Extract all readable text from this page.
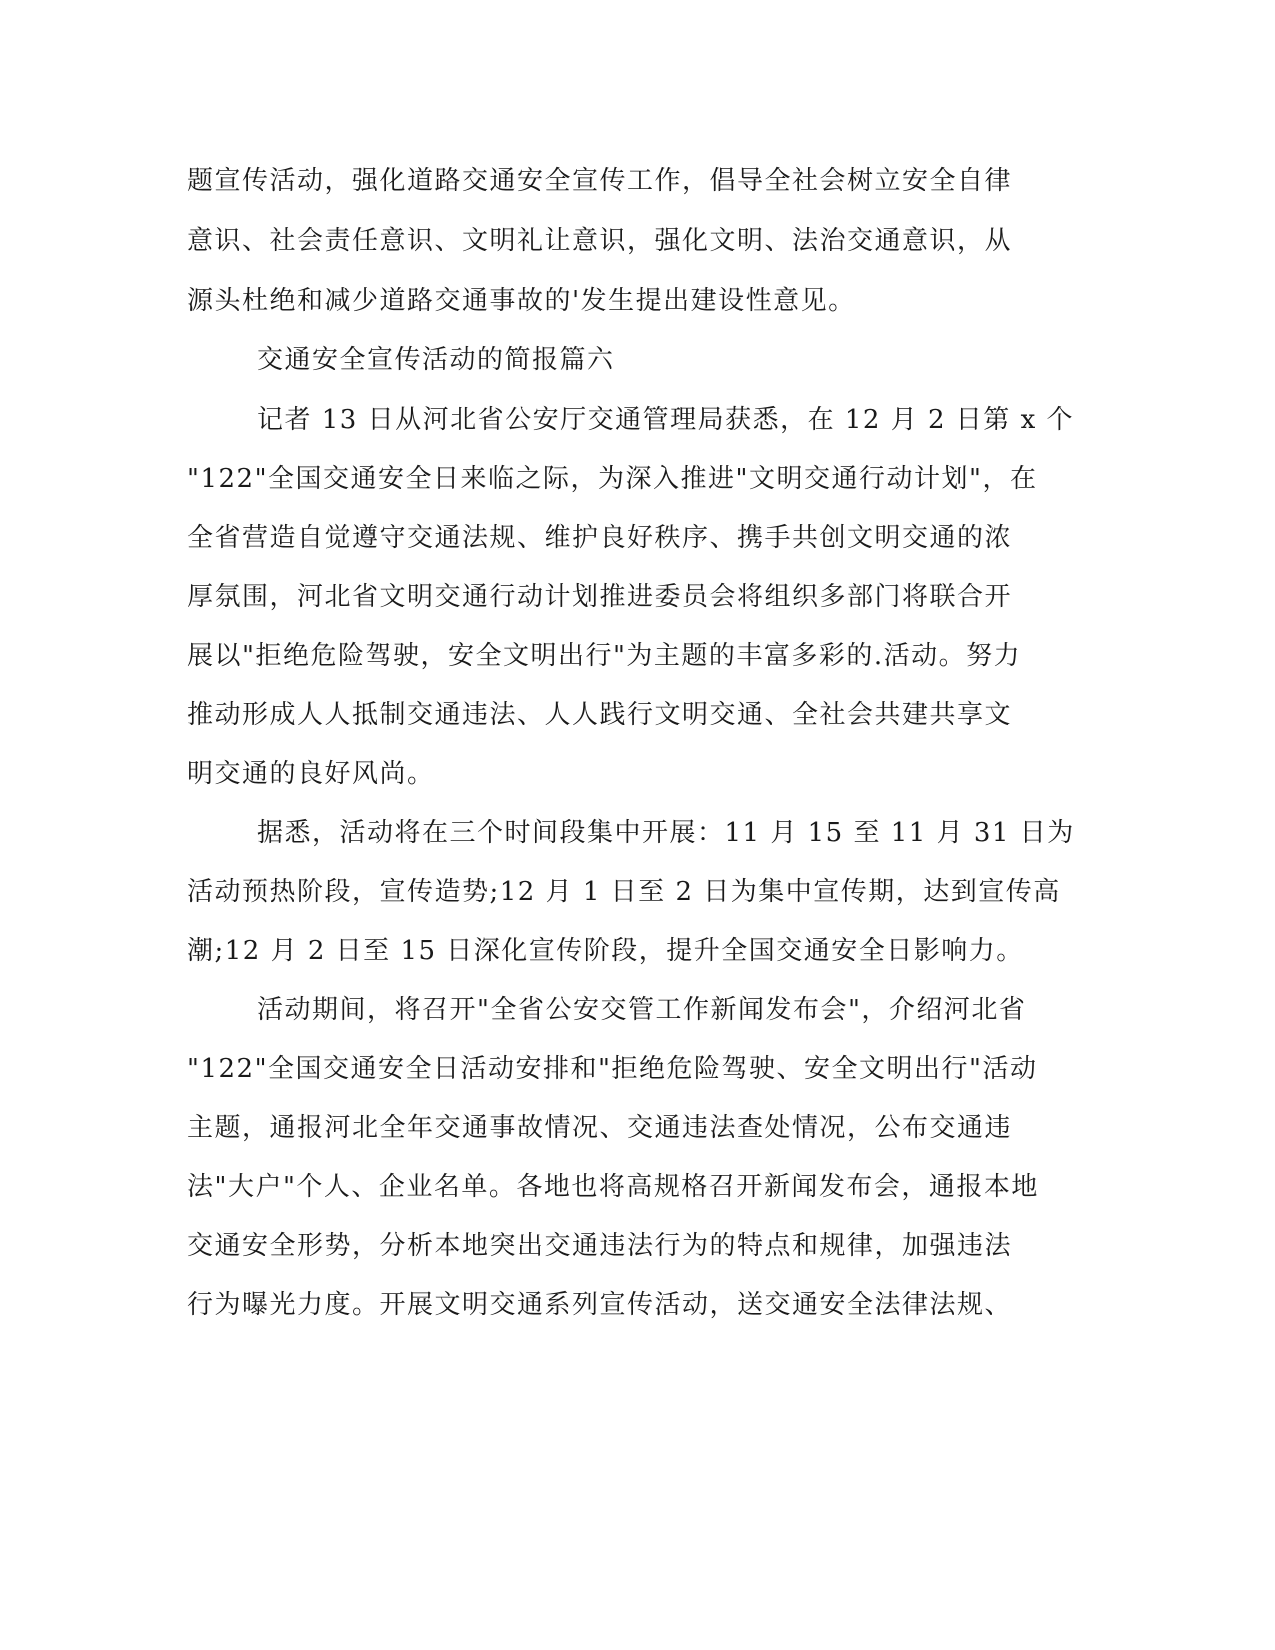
题宣传活动，强化道路交通安全宣传工作，倡导全社会树立安全自律
意识、社会责任意识、文明礼让意识，强化文明、法治交通意识，从
源头杜绝和减少道路交通事故的'发生提出建设性意见。
交通安全宣传活动的简报篇六
记者 13 日从河北省公安厅交通管理局获悉，在 12 月 2 日第 x 个
"122"全国交通安全日来临之际，为深入推进"文明交通行动计划"，在
全省营造自觉遵守交通法规、维护良好秩序、携手共创文明交通的浓
厚氛围，河北省文明交通行动计划推进委员会将组织多部门将联合开
展以"拒绝危险驾驶，安全文明出行"为主题的丰富多彩的.活动。努力
推动形成人人抵制交通违法、人人践行文明交通、全社会共建共享文
明交通的良好风尚。
据悉，活动将在三个时间段集中开展：11 月 15 至 11 月 31 日为
活动预热阶段，宣传造势;12 月 1 日至 2 日为集中宣传期，达到宣传高
潮;12 月 2 日至 15 日深化宣传阶段，提升全国交通安全日影响力。
活动期间，将召开"全省公安交管工作新闻发布会"，介绍河北省
"122"全国交通安全日活动安排和"拒绝危险驾驶、安全文明出行"活动
主题，通报河北全年交通事故情况、交通违法查处情况，公布交通违
法"大户"个人、企业名单。各地也将高规格召开新闻发布会，通报本地
交通安全形势，分析本地突出交通违法行为的特点和规律，加强违法
行为曝光力度。开展文明交通系列宣传活动，送交通安全法律法规、
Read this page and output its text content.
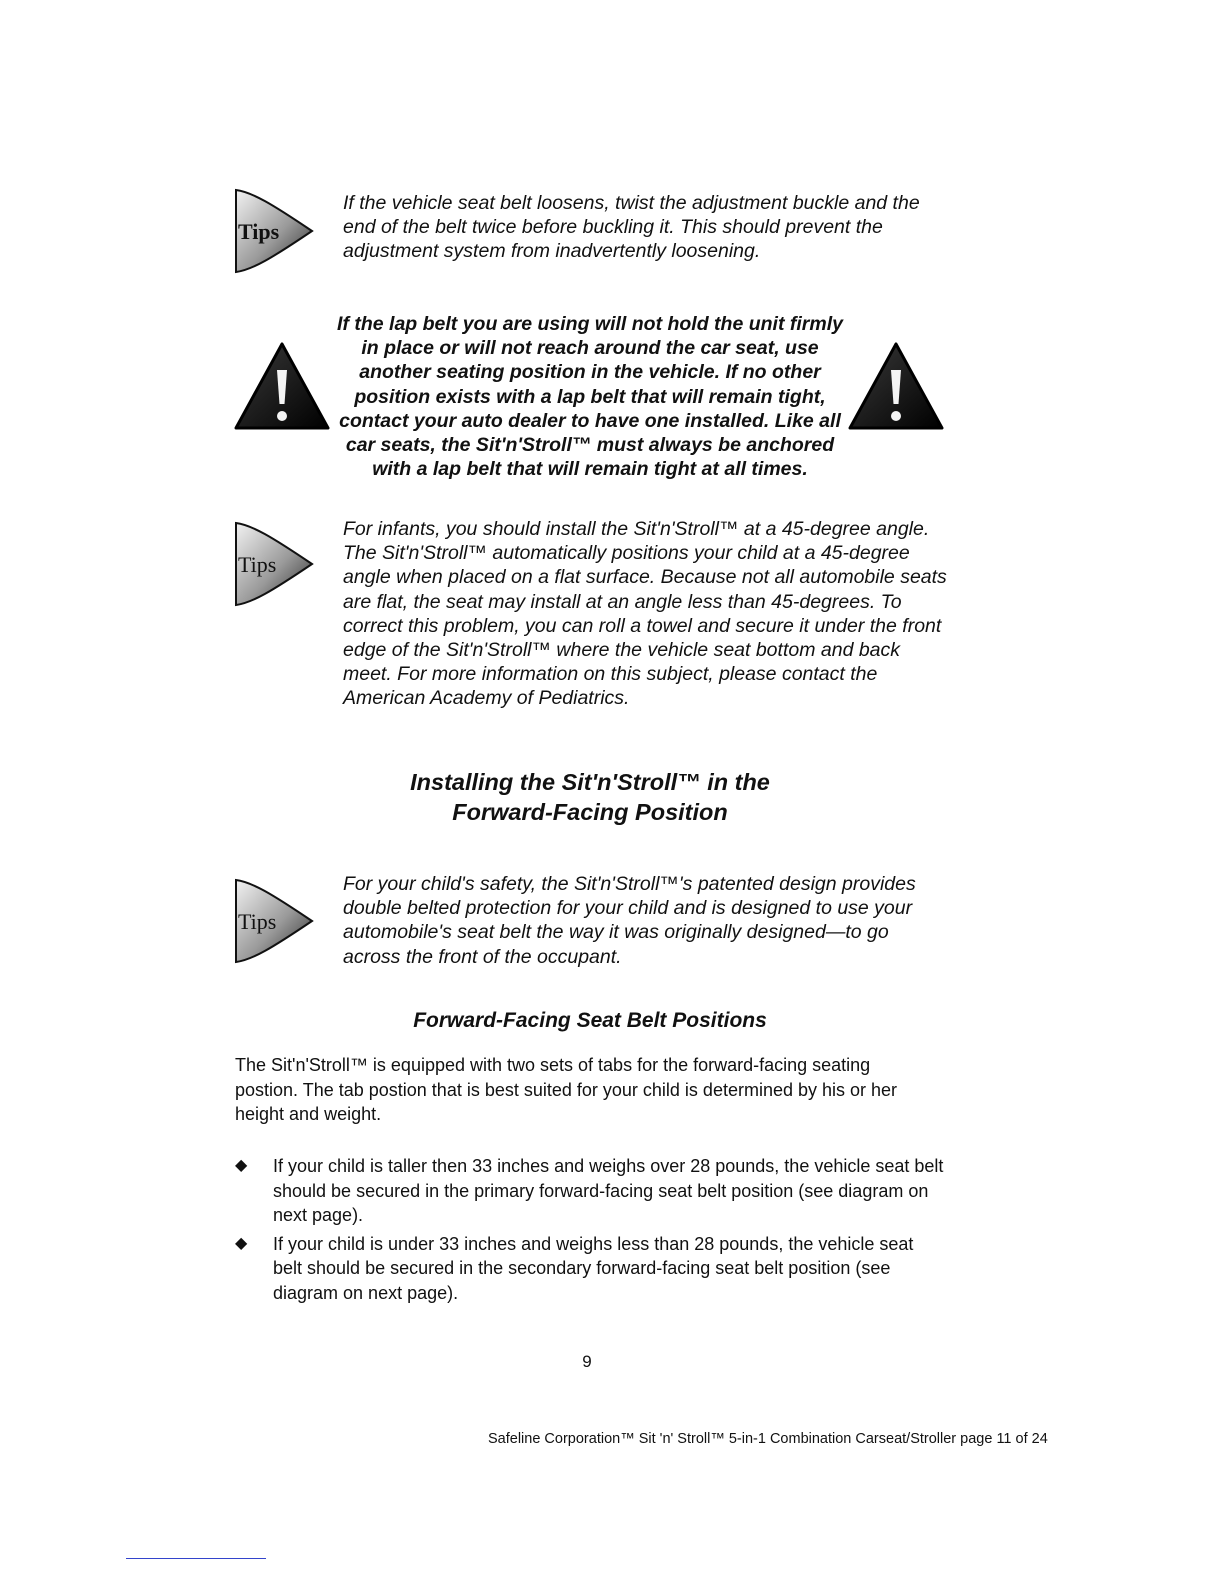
Tips

If the vehicle seat belt loosens, twist the adjustment buckle and the end of the belt twice before buckling it. This should prevent the adjustment system from inadvertently loosening.

If the lap belt you are using will not hold the unit firmly
in place or will not reach around the car seat, use
another seating position in the vehicle. If no other
position exists with a lap belt that will remain tight,
contact your auto dealer to have one installed. Like all
car seats, the Sit'n'Stroll™ must always be anchored
with a lap belt that will remain tight at all times.
Tips

For infants, you should install the Sit'n'Stroll™ at a 45-degree angle. The Sit'n'Stroll™ automatically positions your child at a 45-degree angle when placed on a flat surface. Because not all automobile seats are flat, the seat may install at an angle less than 45-degrees. To correct this problem, you can roll a towel and secure it under the front edge of the Sit'n'Stroll™ where the vehicle seat bottom and back meet. For more information on this subject, please contact the American Academy of Pediatrics.

Installing the Sit'n'Stroll™ in the
Forward-Facing Position
Tips

For your child's safety, the Sit'n'Stroll™'s patented design provides double belted protection for your child and is designed to use your automobile's seat belt the way it was originally designed—to go across the front of the occupant.

Forward-Facing Seat Belt Positions

The Sit'n'Stroll™ is equipped with two sets of tabs for the forward-facing seating postion. The tab postion that is best suited for your child is determined by his or her height and weight.

◆ If your child is taller then 33 inches and weighs over 28 pounds, the vehicle seat belt should be secured in the primary forward-facing seat belt position (see diagram on next page).
◆ If your child is under 33 inches and weighs less than 28 pounds, the vehicle seat belt should be secured in the secondary forward-facing seat belt position (see diagram on next page).
9
Safeline Corporation™ Sit 'n' Stroll™ 5-in-1 Combination Carseat/Stroller page 11 of 24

▶ _To do_: Give all the lines above again, character for character, without pictures.

▶ _Output below_:
Extract all readable text from this page.
题宣传活动，强化道路交通安全宣传工作，倡导全社会树立安全自律
意识、社会责任意识、文明礼让意识，强化文明、法治交通意识，从
源头杜绝和减少道路交通事故的'发生提出建设性意见。
交通安全宣传活动的简报篇六
记者 13 日从河北省公安厅交通管理局获悉，在 12 月 2 日第 x 个
"122"全国交通安全日来临之际，为深入推进"文明交通行动计划"，在
全省营造自觉遵守交通法规、维护良好秩序、携手共创文明交通的浓
厚氛围，河北省文明交通行动计划推进委员会将组织多部门将联合开
展以"拒绝危险驾驶，安全文明出行"为主题的丰富多彩的.活动。努力
推动形成人人抵制交通违法、人人践行文明交通、全社会共建共享文
明交通的良好风尚。
据悉，活动将在三个时间段集中开展：11 月 15 至 11 月 31 日为
活动预热阶段，宣传造势;12 月 1 日至 2 日为集中宣传期，达到宣传高
潮;12 月 2 日至 15 日深化宣传阶段，提升全国交通安全日影响力。
活动期间，将召开"全省公安交管工作新闻发布会"，介绍河北省
"122"全国交通安全日活动安排和"拒绝危险驾驶、安全文明出行"活动
主题，通报河北全年交通事故情况、交通违法查处情况，公布交通违
法"大户"个人、企业名单。各地也将高规格召开新闻发布会，通报本地
交通安全形势，分析本地突出交通违法行为的特点和规律，加强违法
行为曝光力度。开展文明交通系列宣传活动，送交通安全法律法规、
Read this page and output its text content.
Tips

If the vehicle seat belt loosens, twist the adjustment buckle and the end of the belt twice before buckling it. This should prevent the adjustment system from inadvertently loosening.

If the lap belt you are using will not hold the unit firmly
in place or will not reach around the car seat, use
another seating position in the vehicle. If no other
position exists with a lap belt that will remain tight,
contact your auto dealer to have one installed. Like all
car seats, the Sit'n'Stroll™ must always be anchored
with a lap belt that will remain tight at all times.
Tips

For infants, you should install the Sit'n'Stroll™ at a 45-degree angle. The Sit'n'Stroll™ automatically positions your child at a 45-degree angle when placed on a flat surface. Because not all automobile seats are flat, the seat may install at an angle less than 45-degrees. To correct this problem, you can roll a towel and secure it under the front edge of the Sit'n'Stroll™ where the vehicle seat bottom and back meet. For more information on this subject, please contact the American Academy of Pediatrics.

Installing the Sit'n'Stroll™ in the
Forward-Facing Position
Tips

For your child's safety, the Sit'n'Stroll™'s patented design provides double belted protection for your child and is designed to use your automobile's seat belt the way it was originally designed—to go across the front of the occupant.

Forward-Facing Seat Belt Positions

The Sit'n'Stroll™ is equipped with two sets of tabs for the forward-facing seating postion. The tab postion that is best suited for your child is determined by his or her height and weight.

◆ If your child is taller then 33 inches and weighs over 28 pounds, the vehicle seat belt should be secured in the primary forward-facing seat belt position (see diagram on next page).
◆ If your child is under 33 inches and weighs less than 28 pounds, the vehicle seat belt should be secured in the secondary forward-facing seat belt position (see diagram on next page).
9
Safeline Corporation™ Sit 'n' Stroll™ 5-in-1 Combination Carseat/Stroller page 11 of 24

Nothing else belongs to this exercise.